- _What to produce_
Output each entry verbatim and exclude every picture from it.

(Dataset entries)
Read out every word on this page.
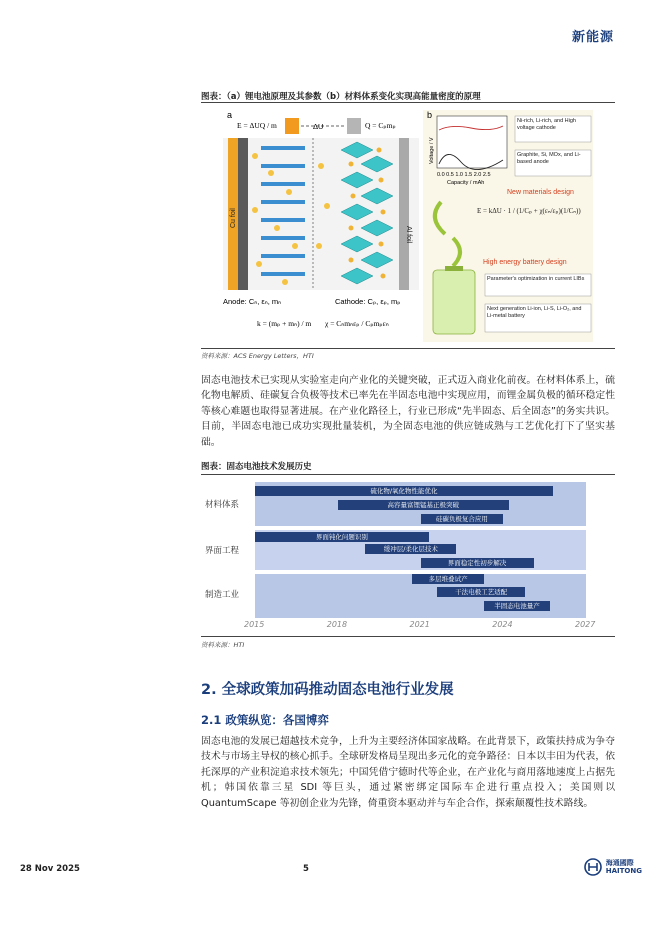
新能源
图表：（a）锂电池原理及其参数（b）材料体系变化实现高能量密度的原理
a
E = ΔUQ / m	ΔU	Q = Cₚmₚ
Cu foil
Al foil
Anode: Cₙ, εₙ, mₙ	Cathode: Cₚ, εₚ, mₚ
k = (mₚ + mₙ) / m χ = Cₙmₙεₚ / Cₚmₚεₙ
b
Voltage / V
0.0 0.5 1.0 1.5 2.0 2.5
Capacity / mAh
Ni-rich, Li-rich, and High voltage cathode
Graphite, Si, MOx, and Li-based anode
New materials design
E = kΔU · 1 / (1/Cₚ + χ(εₙ/εₚ)(1/Cₙ))
High energy battery design
Parameter's optimization in current LIBs
Next generation Li-ion, Li-S, Li-O₂, and Li-metal battery
资料来源：ACS Energy Letters，HTI
固态电池技术已实现从实验室走向产业化的关键突破，正式迈入商业化前夜。在材料体系上，硫化物电解质、硅碳复合负极等技术已率先在半固态电池中实现应用，而锂金属负极的循环稳定性等核心难题也取得显著进展。在产业化路径上，行业已形成“先半固态、后全固态”的务实共识。目前，半固态电池已成功实现批量装机，为全固态电池的供应链成熟与工艺优化打下了坚实基础。
图表：固态电池技术发展历史
材料体系
界面工程
制造工业
硫化物/氧化物性能优化
高容量富锂锰基正极突破
硅碳负极复合应用
界面钝化问题识别
缓冲层/柔化层技术
界面稳定性初步解决
多层堆叠试产
干法电极工艺适配
半固态电池量产
2015	2018	2021	2024	2027
资料来源：HTI
2. 全球政策加码推动固态电池行业发展
2.1 政策纵览：各国博弈
固态电池的发展已超越技术竞争，上升为主要经济体国家战略。在此背景下，政策扶持成为争夺技术与市场主导权的核心抓手。全球研发格局呈现出多元化的竞争路径：日本以丰田为代表，依托深厚的产业积淀追求技术领先；中国凭借宁德时代等企业，在产业化与商用落地速度上占据先机；韩国依靠三星 SDI 等巨头，通过紧密绑定国际车企进行重点投入；美国则以 QuantumScape 等初创企业为先锋，倚重资本驱动并与车企合作，探索颠覆性技术路线。
28 Nov 2025	5
海通國際
HAITONG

- _Finished exercise_
Read out every word on this page.
新能源
图表：（a）锂电池原理及其参数（b）材料体系变化实现高能量密度的原理
a
E = ΔUQ / m	ΔU	Q = Cₚmₚ
Cu foil
Al foil
Anode: Cₙ, εₙ, mₙ	Cathode: Cₚ, εₚ, mₚ
k = (mₚ + mₙ) / m χ = Cₙmₙεₚ / Cₚmₚεₙ
b
Voltage / V
0.0 0.5 1.0 1.5 2.0 2.5
Capacity / mAh
Ni-rich, Li-rich, and High voltage cathode
Graphite, Si, MOx, and Li-based anode
New materials design
E = kΔU · 1 / (1/Cₚ + χ(εₙ/εₚ)(1/Cₙ))
High energy battery design
Parameter's optimization in current LIBs
Next generation Li-ion, Li-S, Li-O₂, and Li-metal battery
资料来源：ACS Energy Letters，HTI
固态电池技术已实现从实验室走向产业化的关键突破，正式迈入商业化前夜。在材料体系上，硫化物电解质、硅碳复合负极等技术已率先在半固态电池中实现应用，而锂金属负极的循环稳定性等核心难题也取得显著进展。在产业化路径上，行业已形成“先半固态、后全固态”的务实共识。目前，半固态电池已成功实现批量装机，为全固态电池的供应链成熟与工艺优化打下了坚实基础。
图表：固态电池技术发展历史
材料体系
界面工程
制造工业
硫化物/氧化物性能优化
高容量富锂锰基正极突破
硅碳负极复合应用
界面钝化问题识别
缓冲层/柔化层技术
界面稳定性初步解决
多层堆叠试产
干法电极工艺适配
半固态电池量产
2015	2018	2021	2024	2027
资料来源：HTI
2. 全球政策加码推动固态电池行业发展
2.1 政策纵览：各国博弈
固态电池的发展已超越技术竞争，上升为主要经济体国家战略。在此背景下，政策扶持成为争夺技术与市场主导权的核心抓手。全球研发格局呈现出多元化的竞争路径：日本以丰田为代表，依托深厚的产业积淀追求技术领先；中国凭借宁德时代等企业，在产业化与商用落地速度上占据先机；韩国依靠三星 SDI 等巨头，通过紧密绑定国际车企进行重点投入；美国则以 QuantumScape 等初创企业为先锋，倚重资本驱动并与车企合作，探索颠覆性技术路线。
28 Nov 2025	5
海通國際
HAITONG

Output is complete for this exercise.